_Set exercise_
Reproduce every line in the listing that contains the word "scale".

-- BEGIN Input for this task --

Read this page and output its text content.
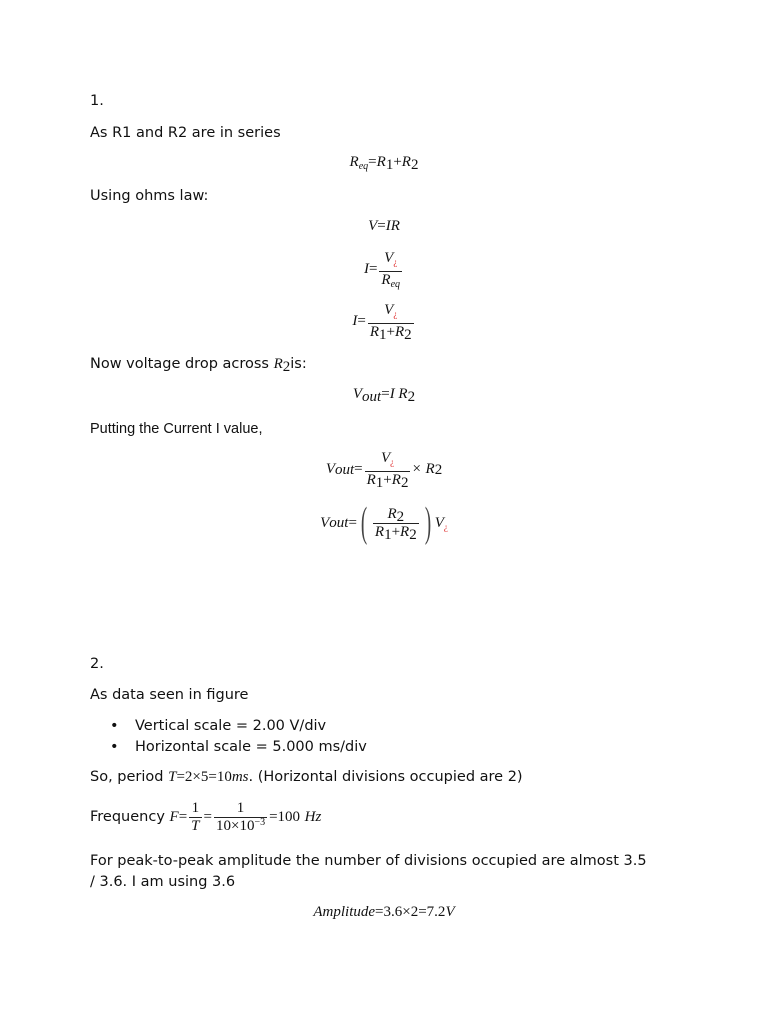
1.
As R1 and R2 are in series
$R_{eq}=R_1+R_2$
Using ohms law:
V=IR
$I = \frac{V_¿}{R_{eq}}$
$I = \frac{V_¿}{R_1+R_2}$
Now voltage drop across $R_2is$:
$V_{out}=I$ $R_2$
Putting the Current I value,
V out = $\frac{V_¿}{R_1+R_2}$ ×
R 2
V out = ( $\frac{R_2}{R_1+R_2}$ ) $V_¿$
2.
As data seen in figure
• Vertical scale = 2.00 V/div
• Horizontal scale = 5.000 ms/div
So, period T=2×5=10ms. (Horizontal divisions occupied are 2)
Frequency
$F = \frac{1}{T} = \frac{1}{10\times 10^{-3}} =100$
Hz
For peak-to-peak amplitude the number of divisions occupied are almost 3.5 / 3.6. I am using 3.6
Amplitude=3.6×2=7.2V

-- END Input for this task --

_Result_
• Vertical scale = 2.00 V/div
• Horizontal scale = 5.000 ms/div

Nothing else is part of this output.